§ **EXERCISE**:
All entries are to be quoted exactly; the images stay out of the copy.
# MATERIAL SHOWN start
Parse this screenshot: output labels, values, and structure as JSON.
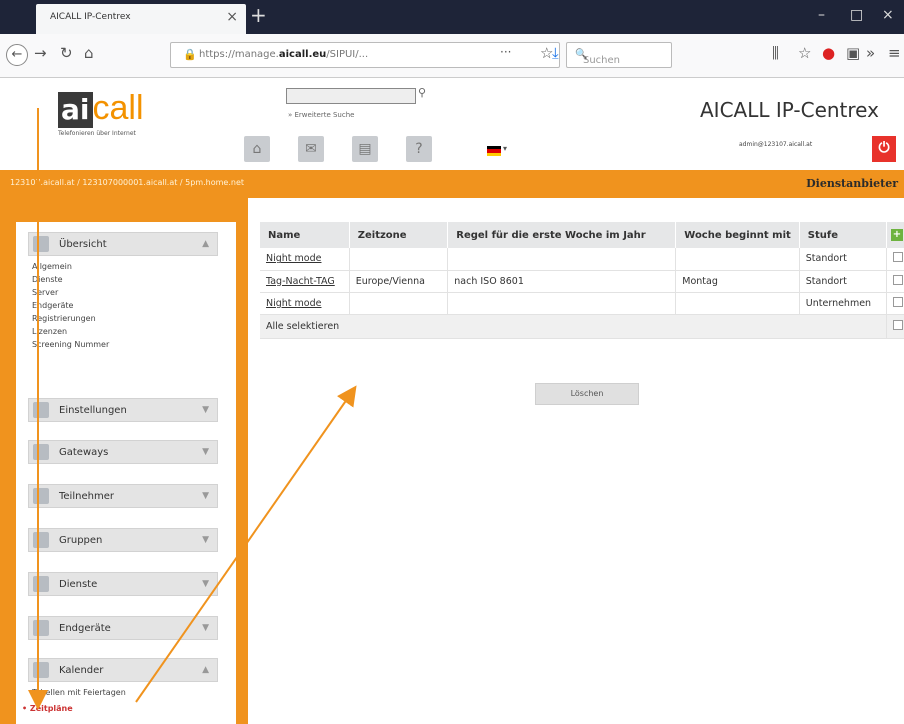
{
  "browser": {
    "tab_title": "AICALL IP-Centrex",
    "tab_close": "×",
    "new_tab": "+",
    "url_prefix": "https://manage.",
    "url_domain": "aicall.eu",
    "url_suffix": "/SIPUI/...",
    "search_placeholder": "Suchen"
  },
  "app": {
    "logo_ai": "ai",
    "logo_call": "call",
    "logo_subtitle": "Telefonieren über Internet",
    "advanced_search": "» Erweiterte Suche",
    "title": "AICALL IP-Centrex",
    "user": "admin@123107.aicall.at",
    "breadcrumb": "123107.aicall.at / 123107000001.aicall.at / 5pm.home.net",
    "provider": "Dienstanbieter"
  },
  "sidebar": {
    "sections": [
      {
        "label": "Übersicht",
        "icon": "overview-icon",
        "items": [
          "Allgemein",
          "Dienste",
          "Server",
          "Endgeräte",
          "Registrierungen",
          "Lizenzen",
          "Screening Nummer"
        ]
      },
      {
        "label": "Einstellungen",
        "icon": "settings-icon",
        "items": []
      },
      {
        "label": "Gateways",
        "icon": "gateway-icon",
        "items": []
      },
      {
        "label": "Teilnehmer",
        "icon": "users-icon",
        "items": []
      },
      {
        "label": "Gruppen",
        "icon": "groups-icon",
        "items": []
      },
      {
        "label": "Dienste",
        "icon": "services-icon",
        "items": []
      },
      {
        "label": "Endgeräte",
        "icon": "devices-icon",
        "items": []
      },
      {
        "label": "Kalender",
        "icon": "calendar-icon",
        "items": [
          "Tabellen mit Feiertagen",
          "• Zeitpläne"
        ]
      }
    ]
  },
  "table": {
    "headers": [
      "Name",
      "Zeitzone",
      "Regel für die erste Woche im Jahr",
      "Woche beginnt mit",
      "Stufe"
    ],
    "rows": [
      [
        "Night mode",
        "",
        "",
        "",
        "Standort"
      ],
      [
        "Tag-Nacht-TAG",
        "Europe/Vienna",
        "nach ISO 8601",
        "Montag",
        "Standort"
      ],
      [
        "Night mode",
        "",
        "",
        "",
        "Unternehmen"
      ]
    ],
    "select_all": "Alle selektieren",
    "delete_label": "Löschen"
  },
  "colors": {
    "accent": "#f0931e",
    "power": "#e8322b",
    "logo_orange": "#f39200"
  }
}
# MATERIAL SHOWN end
§ **ANSWER TO THE PROBLEM**:
Parse this screenshot: output labels, values, and structure as JSON.
{
  "browser": {
    "tab_title": "AICALL IP-Centrex",
    "tab_close": "×",
    "new_tab": "+",
    "url_prefix": "https://manage.",
    "url_domain": "aicall.eu",
    "url_suffix": "/SIPUI/...",
    "search_placeholder": "Suchen"
  },
  "app": {
    "logo_ai": "ai",
    "logo_call": "call",
    "logo_subtitle": "Telefonieren über Internet",
    "advanced_search": "» Erweiterte Suche",
    "title": "AICALL IP-Centrex",
    "user": "admin@123107.aicall.at",
    "breadcrumb": "123107.aicall.at / 123107000001.aicall.at / 5pm.home.net",
    "provider": "Dienstanbieter"
  },
  "sidebar": {
    "sections": [
      {
        "label": "Übersicht",
        "icon": "overview-icon",
        "items": [
          "Allgemein",
          "Dienste",
          "Server",
          "Endgeräte",
          "Registrierungen",
          "Lizenzen",
          "Screening Nummer"
        ]
      },
      {
        "label": "Einstellungen",
        "icon": "settings-icon",
        "items": []
      },
      {
        "label": "Gateways",
        "icon": "gateway-icon",
        "items": []
      },
      {
        "label": "Teilnehmer",
        "icon": "users-icon",
        "items": []
      },
      {
        "label": "Gruppen",
        "icon": "groups-icon",
        "items": []
      },
      {
        "label": "Dienste",
        "icon": "services-icon",
        "items": []
      },
      {
        "label": "Endgeräte",
        "icon": "devices-icon",
        "items": []
      },
      {
        "label": "Kalender",
        "icon": "calendar-icon",
        "items": [
          "Tabellen mit Feiertagen",
          "• Zeitpläne"
        ]
      }
    ]
  },
  "table": {
    "headers": [
      "Name",
      "Zeitzone",
      "Regel für die erste Woche im Jahr",
      "Woche beginnt mit",
      "Stufe"
    ],
    "rows": [
      [
        "Night mode",
        "",
        "",
        "",
        "Standort"
      ],
      [
        "Tag-Nacht-TAG",
        "Europe/Vienna",
        "nach ISO 8601",
        "Montag",
        "Standort"
      ],
      [
        "Night mode",
        "",
        "",
        "",
        "Unternehmen"
      ]
    ],
    "select_all": "Alle selektieren",
    "delete_label": "Löschen"
  },
  "colors": {
    "accent": "#f0931e",
    "power": "#e8322b",
    "logo_orange": "#f39200"
  }
}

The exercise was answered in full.